[Stored items]
########################################
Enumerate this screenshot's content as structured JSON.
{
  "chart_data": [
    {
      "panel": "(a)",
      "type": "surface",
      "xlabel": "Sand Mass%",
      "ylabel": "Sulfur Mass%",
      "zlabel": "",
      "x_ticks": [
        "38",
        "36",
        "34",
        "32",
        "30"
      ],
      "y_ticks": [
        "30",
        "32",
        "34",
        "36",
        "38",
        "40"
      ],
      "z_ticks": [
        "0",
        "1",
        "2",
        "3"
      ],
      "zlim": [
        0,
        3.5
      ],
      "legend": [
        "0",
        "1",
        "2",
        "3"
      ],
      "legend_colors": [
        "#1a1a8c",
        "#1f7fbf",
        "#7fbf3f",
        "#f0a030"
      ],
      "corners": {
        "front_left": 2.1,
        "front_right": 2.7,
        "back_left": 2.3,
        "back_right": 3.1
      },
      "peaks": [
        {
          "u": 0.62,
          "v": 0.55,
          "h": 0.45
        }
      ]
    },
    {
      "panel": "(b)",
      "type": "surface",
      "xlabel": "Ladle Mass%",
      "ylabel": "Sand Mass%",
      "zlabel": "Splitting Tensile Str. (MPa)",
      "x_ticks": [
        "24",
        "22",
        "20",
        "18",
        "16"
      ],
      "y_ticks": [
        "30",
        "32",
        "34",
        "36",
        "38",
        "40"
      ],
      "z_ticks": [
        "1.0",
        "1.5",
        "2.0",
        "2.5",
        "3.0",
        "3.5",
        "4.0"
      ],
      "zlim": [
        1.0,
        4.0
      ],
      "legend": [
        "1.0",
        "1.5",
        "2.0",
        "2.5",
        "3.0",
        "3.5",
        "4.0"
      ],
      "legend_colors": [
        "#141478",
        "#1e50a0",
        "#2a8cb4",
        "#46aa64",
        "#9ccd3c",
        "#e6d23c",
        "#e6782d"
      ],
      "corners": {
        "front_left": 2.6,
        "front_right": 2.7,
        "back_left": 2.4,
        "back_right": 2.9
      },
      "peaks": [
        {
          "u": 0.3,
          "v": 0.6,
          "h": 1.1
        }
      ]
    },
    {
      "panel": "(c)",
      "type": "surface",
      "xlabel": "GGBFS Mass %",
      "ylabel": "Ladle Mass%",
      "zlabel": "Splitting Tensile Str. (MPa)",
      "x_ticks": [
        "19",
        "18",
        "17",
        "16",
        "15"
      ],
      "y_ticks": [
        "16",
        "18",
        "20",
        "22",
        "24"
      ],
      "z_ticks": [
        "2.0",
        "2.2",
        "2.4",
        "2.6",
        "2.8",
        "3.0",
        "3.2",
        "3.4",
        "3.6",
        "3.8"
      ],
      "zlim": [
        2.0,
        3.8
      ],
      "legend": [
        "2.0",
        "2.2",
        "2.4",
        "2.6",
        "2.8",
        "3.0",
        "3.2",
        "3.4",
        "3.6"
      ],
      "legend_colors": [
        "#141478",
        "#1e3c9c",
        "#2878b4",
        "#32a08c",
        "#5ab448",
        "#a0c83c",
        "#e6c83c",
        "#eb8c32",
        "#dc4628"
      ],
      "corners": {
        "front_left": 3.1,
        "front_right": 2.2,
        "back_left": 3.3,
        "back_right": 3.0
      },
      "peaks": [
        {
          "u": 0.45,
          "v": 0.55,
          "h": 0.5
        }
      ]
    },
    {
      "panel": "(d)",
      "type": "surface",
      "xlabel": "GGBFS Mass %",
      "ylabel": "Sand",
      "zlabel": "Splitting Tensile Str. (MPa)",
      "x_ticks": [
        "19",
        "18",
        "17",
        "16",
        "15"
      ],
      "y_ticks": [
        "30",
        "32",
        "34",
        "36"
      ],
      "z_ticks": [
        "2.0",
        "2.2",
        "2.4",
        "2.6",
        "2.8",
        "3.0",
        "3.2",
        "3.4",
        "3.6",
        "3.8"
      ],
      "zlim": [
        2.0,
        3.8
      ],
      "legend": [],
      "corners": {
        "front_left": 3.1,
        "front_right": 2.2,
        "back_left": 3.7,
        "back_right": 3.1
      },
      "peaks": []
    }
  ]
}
########################################
[Requirements] Each line of the material above must be retyped precisely.

[The result]
Enumerate this screenshot's content as structured JSON.
{
  "chart_data": [
    {
      "panel": "(a)",
      "type": "surface",
      "xlabel": "Sand Mass%",
      "ylabel": "Sulfur Mass%",
      "zlabel": "",
      "x_ticks": [
        "38",
        "36",
        "34",
        "32",
        "30"
      ],
      "y_ticks": [
        "30",
        "32",
        "34",
        "36",
        "38",
        "40"
      ],
      "z_ticks": [
        "0",
        "1",
        "2",
        "3"
      ],
      "zlim": [
        0,
        3.5
      ],
      "legend": [
        "0",
        "1",
        "2",
        "3"
      ],
      "legend_colors": [
        "#1a1a8c",
        "#1f7fbf",
        "#7fbf3f",
        "#f0a030"
      ],
      "corners": {
        "front_left": 2.1,
        "front_right": 2.7,
        "back_left": 2.3,
        "back_right": 3.1
      },
      "peaks": [
        {
          "u": 0.62,
          "v": 0.55,
          "h": 0.45
        }
      ]
    },
    {
      "panel": "(b)",
      "type": "surface",
      "xlabel": "Ladle Mass%",
      "ylabel": "Sand Mass%",
      "zlabel": "Splitting Tensile Str. (MPa)",
      "x_ticks": [
        "24",
        "22",
        "20",
        "18",
        "16"
      ],
      "y_ticks": [
        "30",
        "32",
        "34",
        "36",
        "38",
        "40"
      ],
      "z_ticks": [
        "1.0",
        "1.5",
        "2.0",
        "2.5",
        "3.0",
        "3.5",
        "4.0"
      ],
      "zlim": [
        1.0,
        4.0
      ],
      "legend": [
        "1.0",
        "1.5",
        "2.0",
        "2.5",
        "3.0",
        "3.5",
        "4.0"
      ],
      "legend_colors": [
        "#141478",
        "#1e50a0",
        "#2a8cb4",
        "#46aa64",
        "#9ccd3c",
        "#e6d23c",
        "#e6782d"
      ],
      "corners": {
        "front_left": 2.6,
        "front_right": 2.7,
        "back_left": 2.4,
        "back_right": 2.9
      },
      "peaks": [
        {
          "u": 0.3,
          "v": 0.6,
          "h": 1.1
        }
      ]
    },
    {
      "panel": "(c)",
      "type": "surface",
      "xlabel": "GGBFS Mass %",
      "ylabel": "Ladle Mass%",
      "zlabel": "Splitting Tensile Str. (MPa)",
      "x_ticks": [
        "19",
        "18",
        "17",
        "16",
        "15"
      ],
      "y_ticks": [
        "16",
        "18",
        "20",
        "22",
        "24"
      ],
      "z_ticks": [
        "2.0",
        "2.2",
        "2.4",
        "2.6",
        "2.8",
        "3.0",
        "3.2",
        "3.4",
        "3.6",
        "3.8"
      ],
      "zlim": [
        2.0,
        3.8
      ],
      "legend": [
        "2.0",
        "2.2",
        "2.4",
        "2.6",
        "2.8",
        "3.0",
        "3.2",
        "3.4",
        "3.6"
      ],
      "legend_colors": [
        "#141478",
        "#1e3c9c",
        "#2878b4",
        "#32a08c",
        "#5ab448",
        "#a0c83c",
        "#e6c83c",
        "#eb8c32",
        "#dc4628"
      ],
      "corners": {
        "front_left": 3.1,
        "front_right": 2.2,
        "back_left": 3.3,
        "back_right": 3.0
      },
      "peaks": [
        {
          "u": 0.45,
          "v": 0.55,
          "h": 0.5
        }
      ]
    },
    {
      "panel": "(d)",
      "type": "surface",
      "xlabel": "GGBFS Mass %",
      "ylabel": "Sand",
      "zlabel": "Splitting Tensile Str. (MPa)",
      "x_ticks": [
        "19",
        "18",
        "17",
        "16",
        "15"
      ],
      "y_ticks": [
        "30",
        "32",
        "34",
        "36"
      ],
      "z_ticks": [
        "2.0",
        "2.2",
        "2.4",
        "2.6",
        "2.8",
        "3.0",
        "3.2",
        "3.4",
        "3.6",
        "3.8"
      ],
      "zlim": [
        2.0,
        3.8
      ],
      "legend": [],
      "corners": {
        "front_left": 3.1,
        "front_right": 2.2,
        "back_left": 3.7,
        "back_right": 3.1
      },
      "peaks": []
    }
  ]
}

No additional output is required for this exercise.